= Work instructions =
Give the material once more, word for word, without any images.

Dataset rows about figures
----

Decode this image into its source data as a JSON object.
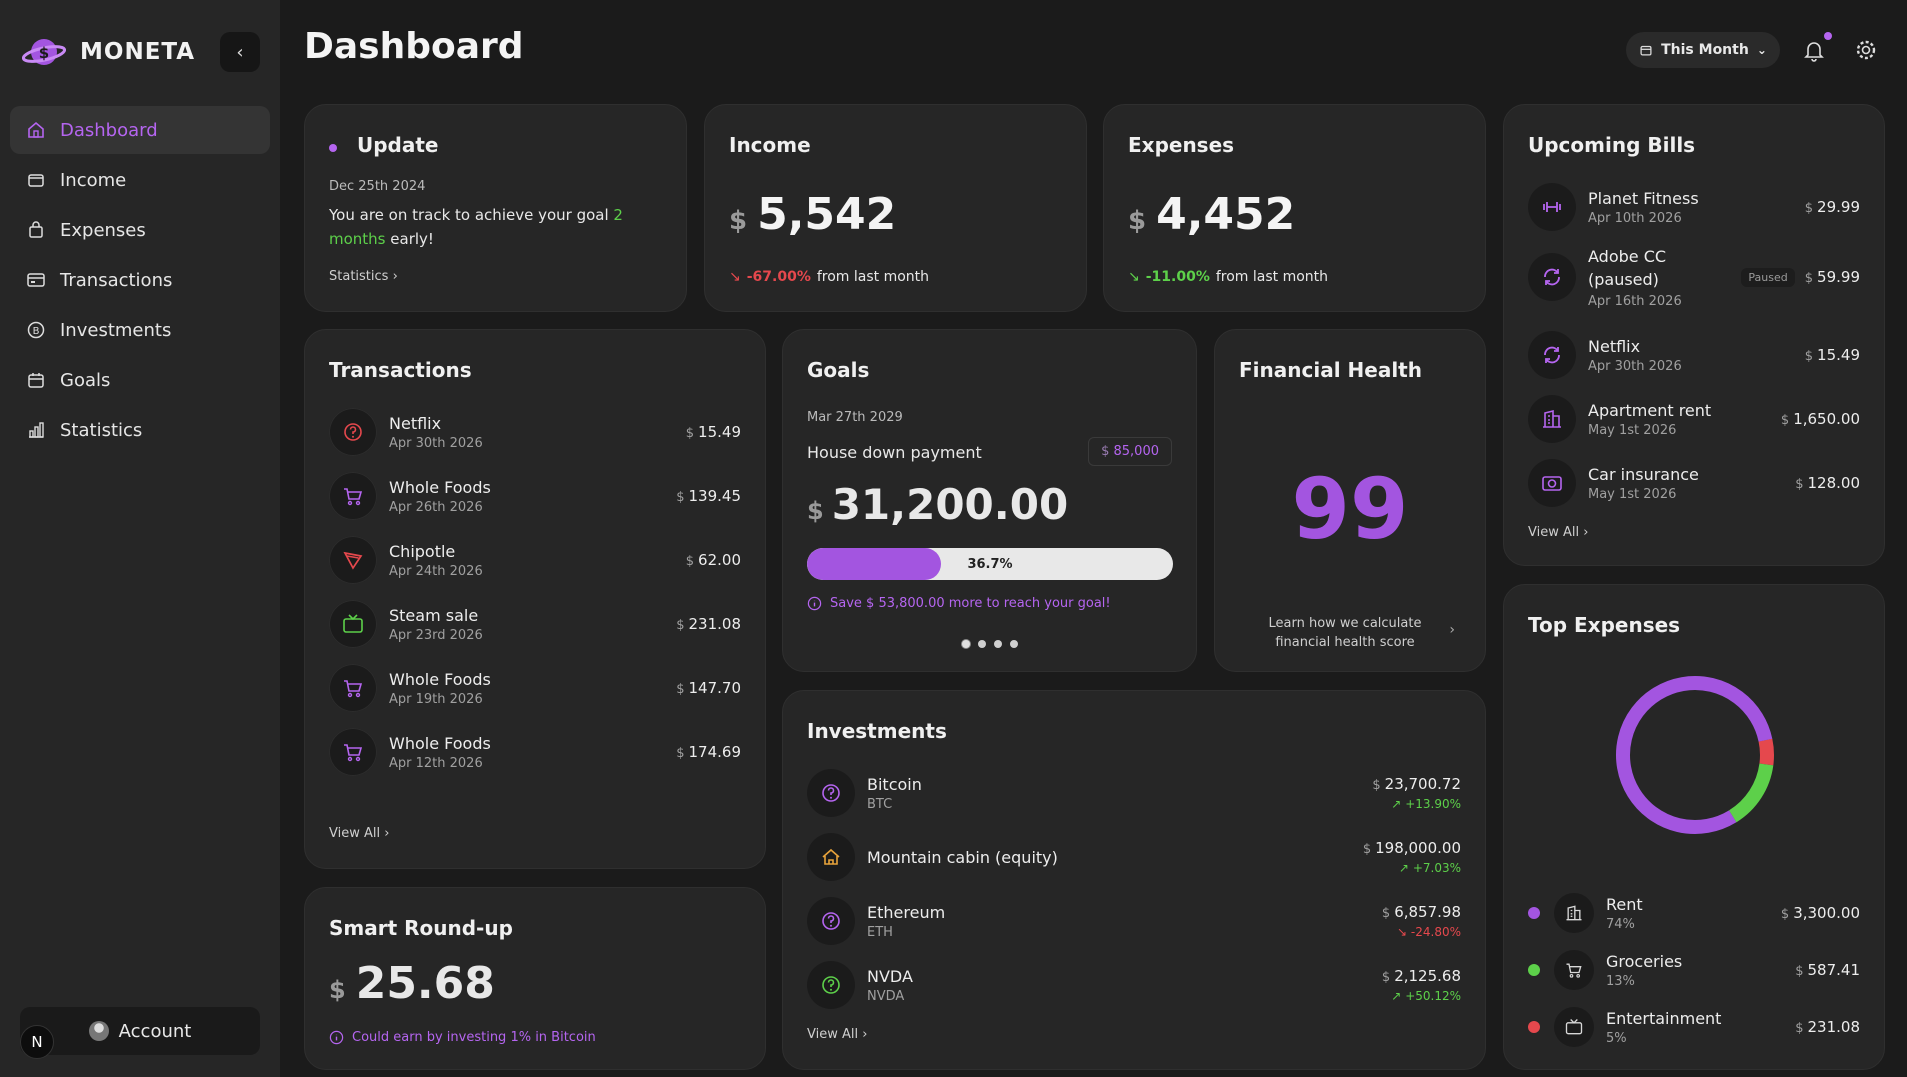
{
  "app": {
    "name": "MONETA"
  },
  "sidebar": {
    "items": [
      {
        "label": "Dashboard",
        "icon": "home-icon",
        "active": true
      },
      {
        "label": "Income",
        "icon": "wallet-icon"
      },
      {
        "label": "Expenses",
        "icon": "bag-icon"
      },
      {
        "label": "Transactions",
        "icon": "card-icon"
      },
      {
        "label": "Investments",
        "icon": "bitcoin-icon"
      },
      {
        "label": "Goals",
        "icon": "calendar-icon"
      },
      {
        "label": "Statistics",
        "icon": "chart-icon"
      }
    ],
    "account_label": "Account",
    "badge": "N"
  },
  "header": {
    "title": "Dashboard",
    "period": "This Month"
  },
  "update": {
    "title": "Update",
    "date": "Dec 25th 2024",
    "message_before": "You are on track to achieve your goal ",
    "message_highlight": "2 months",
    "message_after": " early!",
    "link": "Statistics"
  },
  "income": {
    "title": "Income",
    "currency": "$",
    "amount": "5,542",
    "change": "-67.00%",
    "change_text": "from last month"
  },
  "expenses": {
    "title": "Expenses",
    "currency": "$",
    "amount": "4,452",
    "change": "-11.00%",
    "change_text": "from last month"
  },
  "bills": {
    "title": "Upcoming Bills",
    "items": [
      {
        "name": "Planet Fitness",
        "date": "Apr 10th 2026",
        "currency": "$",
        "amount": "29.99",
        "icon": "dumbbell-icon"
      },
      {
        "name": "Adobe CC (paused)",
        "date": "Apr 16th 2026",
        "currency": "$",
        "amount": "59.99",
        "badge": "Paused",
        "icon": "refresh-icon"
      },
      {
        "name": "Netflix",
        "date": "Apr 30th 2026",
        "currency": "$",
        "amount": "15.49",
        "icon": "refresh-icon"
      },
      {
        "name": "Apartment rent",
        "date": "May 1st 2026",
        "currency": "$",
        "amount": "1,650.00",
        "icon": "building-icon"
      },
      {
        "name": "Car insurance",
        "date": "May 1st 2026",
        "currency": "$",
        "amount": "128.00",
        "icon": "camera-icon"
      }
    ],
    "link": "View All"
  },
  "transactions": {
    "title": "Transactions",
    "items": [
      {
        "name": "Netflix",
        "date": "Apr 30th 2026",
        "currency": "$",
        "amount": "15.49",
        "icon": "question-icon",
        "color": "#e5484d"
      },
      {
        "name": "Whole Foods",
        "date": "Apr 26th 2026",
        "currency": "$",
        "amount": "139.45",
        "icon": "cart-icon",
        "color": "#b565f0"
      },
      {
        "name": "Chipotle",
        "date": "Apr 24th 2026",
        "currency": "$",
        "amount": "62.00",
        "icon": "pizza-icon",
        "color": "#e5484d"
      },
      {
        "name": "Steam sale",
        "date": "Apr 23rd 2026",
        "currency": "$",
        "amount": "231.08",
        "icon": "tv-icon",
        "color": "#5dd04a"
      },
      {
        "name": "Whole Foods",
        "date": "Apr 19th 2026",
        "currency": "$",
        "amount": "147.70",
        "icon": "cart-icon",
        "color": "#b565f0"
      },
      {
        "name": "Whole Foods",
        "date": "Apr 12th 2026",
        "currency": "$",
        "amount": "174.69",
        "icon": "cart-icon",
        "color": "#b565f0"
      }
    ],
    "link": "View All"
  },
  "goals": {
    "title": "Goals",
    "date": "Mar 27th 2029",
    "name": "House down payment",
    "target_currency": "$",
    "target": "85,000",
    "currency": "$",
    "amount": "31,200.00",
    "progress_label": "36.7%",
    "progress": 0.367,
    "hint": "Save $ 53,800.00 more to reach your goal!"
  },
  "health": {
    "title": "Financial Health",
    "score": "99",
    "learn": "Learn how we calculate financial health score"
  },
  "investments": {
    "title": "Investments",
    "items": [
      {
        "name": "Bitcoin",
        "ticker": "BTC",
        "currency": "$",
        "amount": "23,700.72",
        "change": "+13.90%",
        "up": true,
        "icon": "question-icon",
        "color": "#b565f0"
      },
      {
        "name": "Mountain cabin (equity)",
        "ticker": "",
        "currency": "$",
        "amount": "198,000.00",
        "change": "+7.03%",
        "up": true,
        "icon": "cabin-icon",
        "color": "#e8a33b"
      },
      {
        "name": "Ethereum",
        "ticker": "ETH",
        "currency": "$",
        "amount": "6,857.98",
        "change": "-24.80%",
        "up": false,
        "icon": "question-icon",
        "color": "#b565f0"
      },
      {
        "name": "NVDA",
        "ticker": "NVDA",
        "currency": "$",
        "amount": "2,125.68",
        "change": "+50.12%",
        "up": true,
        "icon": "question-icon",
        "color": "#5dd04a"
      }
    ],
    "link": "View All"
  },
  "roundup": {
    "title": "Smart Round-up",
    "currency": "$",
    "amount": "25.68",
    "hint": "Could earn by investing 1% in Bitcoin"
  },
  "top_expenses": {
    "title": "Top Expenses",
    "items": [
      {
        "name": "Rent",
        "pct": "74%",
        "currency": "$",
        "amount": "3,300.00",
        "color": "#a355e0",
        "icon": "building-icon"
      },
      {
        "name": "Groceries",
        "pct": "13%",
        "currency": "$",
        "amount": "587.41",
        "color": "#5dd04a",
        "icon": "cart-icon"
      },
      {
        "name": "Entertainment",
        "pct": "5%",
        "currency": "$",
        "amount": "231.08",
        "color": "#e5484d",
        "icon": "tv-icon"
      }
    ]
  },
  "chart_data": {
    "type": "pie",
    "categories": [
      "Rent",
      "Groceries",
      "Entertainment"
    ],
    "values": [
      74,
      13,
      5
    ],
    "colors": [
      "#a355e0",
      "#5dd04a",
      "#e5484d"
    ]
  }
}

----

= Solution for this task =
Decode this image into its source data as a JSON object.
{
  "app": {
    "name": "MONETA"
  },
  "sidebar": {
    "items": [
      {
        "label": "Dashboard",
        "icon": "home-icon",
        "active": true
      },
      {
        "label": "Income",
        "icon": "wallet-icon"
      },
      {
        "label": "Expenses",
        "icon": "bag-icon"
      },
      {
        "label": "Transactions",
        "icon": "card-icon"
      },
      {
        "label": "Investments",
        "icon": "bitcoin-icon"
      },
      {
        "label": "Goals",
        "icon": "calendar-icon"
      },
      {
        "label": "Statistics",
        "icon": "chart-icon"
      }
    ],
    "account_label": "Account",
    "badge": "N"
  },
  "header": {
    "title": "Dashboard",
    "period": "This Month"
  },
  "update": {
    "title": "Update",
    "date": "Dec 25th 2024",
    "message_before": "You are on track to achieve your goal ",
    "message_highlight": "2 months",
    "message_after": " early!",
    "link": "Statistics"
  },
  "income": {
    "title": "Income",
    "currency": "$",
    "amount": "5,542",
    "change": "-67.00%",
    "change_text": "from last month"
  },
  "expenses": {
    "title": "Expenses",
    "currency": "$",
    "amount": "4,452",
    "change": "-11.00%",
    "change_text": "from last month"
  },
  "bills": {
    "title": "Upcoming Bills",
    "items": [
      {
        "name": "Planet Fitness",
        "date": "Apr 10th 2026",
        "currency": "$",
        "amount": "29.99",
        "icon": "dumbbell-icon"
      },
      {
        "name": "Adobe CC (paused)",
        "date": "Apr 16th 2026",
        "currency": "$",
        "amount": "59.99",
        "badge": "Paused",
        "icon": "refresh-icon"
      },
      {
        "name": "Netflix",
        "date": "Apr 30th 2026",
        "currency": "$",
        "amount": "15.49",
        "icon": "refresh-icon"
      },
      {
        "name": "Apartment rent",
        "date": "May 1st 2026",
        "currency": "$",
        "amount": "1,650.00",
        "icon": "building-icon"
      },
      {
        "name": "Car insurance",
        "date": "May 1st 2026",
        "currency": "$",
        "amount": "128.00",
        "icon": "camera-icon"
      }
    ],
    "link": "View All"
  },
  "transactions": {
    "title": "Transactions",
    "items": [
      {
        "name": "Netflix",
        "date": "Apr 30th 2026",
        "currency": "$",
        "amount": "15.49",
        "icon": "question-icon",
        "color": "#e5484d"
      },
      {
        "name": "Whole Foods",
        "date": "Apr 26th 2026",
        "currency": "$",
        "amount": "139.45",
        "icon": "cart-icon",
        "color": "#b565f0"
      },
      {
        "name": "Chipotle",
        "date": "Apr 24th 2026",
        "currency": "$",
        "amount": "62.00",
        "icon": "pizza-icon",
        "color": "#e5484d"
      },
      {
        "name": "Steam sale",
        "date": "Apr 23rd 2026",
        "currency": "$",
        "amount": "231.08",
        "icon": "tv-icon",
        "color": "#5dd04a"
      },
      {
        "name": "Whole Foods",
        "date": "Apr 19th 2026",
        "currency": "$",
        "amount": "147.70",
        "icon": "cart-icon",
        "color": "#b565f0"
      },
      {
        "name": "Whole Foods",
        "date": "Apr 12th 2026",
        "currency": "$",
        "amount": "174.69",
        "icon": "cart-icon",
        "color": "#b565f0"
      }
    ],
    "link": "View All"
  },
  "goals": {
    "title": "Goals",
    "date": "Mar 27th 2029",
    "name": "House down payment",
    "target_currency": "$",
    "target": "85,000",
    "currency": "$",
    "amount": "31,200.00",
    "progress_label": "36.7%",
    "progress": 0.367,
    "hint": "Save $ 53,800.00 more to reach your goal!"
  },
  "health": {
    "title": "Financial Health",
    "score": "99",
    "learn": "Learn how we calculate financial health score"
  },
  "investments": {
    "title": "Investments",
    "items": [
      {
        "name": "Bitcoin",
        "ticker": "BTC",
        "currency": "$",
        "amount": "23,700.72",
        "change": "+13.90%",
        "up": true,
        "icon": "question-icon",
        "color": "#b565f0"
      },
      {
        "name": "Mountain cabin (equity)",
        "ticker": "",
        "currency": "$",
        "amount": "198,000.00",
        "change": "+7.03%",
        "up": true,
        "icon": "cabin-icon",
        "color": "#e8a33b"
      },
      {
        "name": "Ethereum",
        "ticker": "ETH",
        "currency": "$",
        "amount": "6,857.98",
        "change": "-24.80%",
        "up": false,
        "icon": "question-icon",
        "color": "#b565f0"
      },
      {
        "name": "NVDA",
        "ticker": "NVDA",
        "currency": "$",
        "amount": "2,125.68",
        "change": "+50.12%",
        "up": true,
        "icon": "question-icon",
        "color": "#5dd04a"
      }
    ],
    "link": "View All"
  },
  "roundup": {
    "title": "Smart Round-up",
    "currency": "$",
    "amount": "25.68",
    "hint": "Could earn by investing 1% in Bitcoin"
  },
  "top_expenses": {
    "title": "Top Expenses",
    "items": [
      {
        "name": "Rent",
        "pct": "74%",
        "currency": "$",
        "amount": "3,300.00",
        "color": "#a355e0",
        "icon": "building-icon"
      },
      {
        "name": "Groceries",
        "pct": "13%",
        "currency": "$",
        "amount": "587.41",
        "color": "#5dd04a",
        "icon": "cart-icon"
      },
      {
        "name": "Entertainment",
        "pct": "5%",
        "currency": "$",
        "amount": "231.08",
        "color": "#e5484d",
        "icon": "tv-icon"
      }
    ]
  },
  "chart_data": {
    "type": "pie",
    "categories": [
      "Rent",
      "Groceries",
      "Entertainment"
    ],
    "values": [
      74,
      13,
      5
    ],
    "colors": [
      "#a355e0",
      "#5dd04a",
      "#e5484d"
    ]
  }
}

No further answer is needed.